# Given exercise
Identify every line in the records below that contains the word "JSON", and copy each of those lines.

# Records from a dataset
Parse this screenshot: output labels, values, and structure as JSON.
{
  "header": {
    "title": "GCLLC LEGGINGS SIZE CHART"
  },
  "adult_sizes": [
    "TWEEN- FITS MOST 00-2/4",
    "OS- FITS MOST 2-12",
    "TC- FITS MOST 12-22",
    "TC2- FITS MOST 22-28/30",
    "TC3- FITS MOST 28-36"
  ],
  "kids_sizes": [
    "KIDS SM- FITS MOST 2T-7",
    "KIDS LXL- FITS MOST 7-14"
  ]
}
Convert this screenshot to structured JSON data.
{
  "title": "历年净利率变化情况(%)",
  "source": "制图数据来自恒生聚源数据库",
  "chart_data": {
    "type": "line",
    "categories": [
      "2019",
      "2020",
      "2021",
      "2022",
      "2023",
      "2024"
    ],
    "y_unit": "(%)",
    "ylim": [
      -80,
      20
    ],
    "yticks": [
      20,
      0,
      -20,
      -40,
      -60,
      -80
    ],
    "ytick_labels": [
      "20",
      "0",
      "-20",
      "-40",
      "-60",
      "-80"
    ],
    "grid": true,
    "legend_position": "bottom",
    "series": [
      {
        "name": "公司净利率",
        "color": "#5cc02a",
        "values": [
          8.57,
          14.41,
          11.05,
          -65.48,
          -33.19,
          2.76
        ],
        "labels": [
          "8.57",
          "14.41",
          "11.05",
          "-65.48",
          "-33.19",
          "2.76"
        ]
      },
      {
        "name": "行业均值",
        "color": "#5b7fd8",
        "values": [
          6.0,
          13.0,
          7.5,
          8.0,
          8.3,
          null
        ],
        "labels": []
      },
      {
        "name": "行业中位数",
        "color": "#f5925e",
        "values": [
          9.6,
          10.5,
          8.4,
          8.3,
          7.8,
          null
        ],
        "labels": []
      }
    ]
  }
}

# Correct result
Parse this screenshot: output labels, values, and structure as JSON.
Convert this screenshot to structured JSON data.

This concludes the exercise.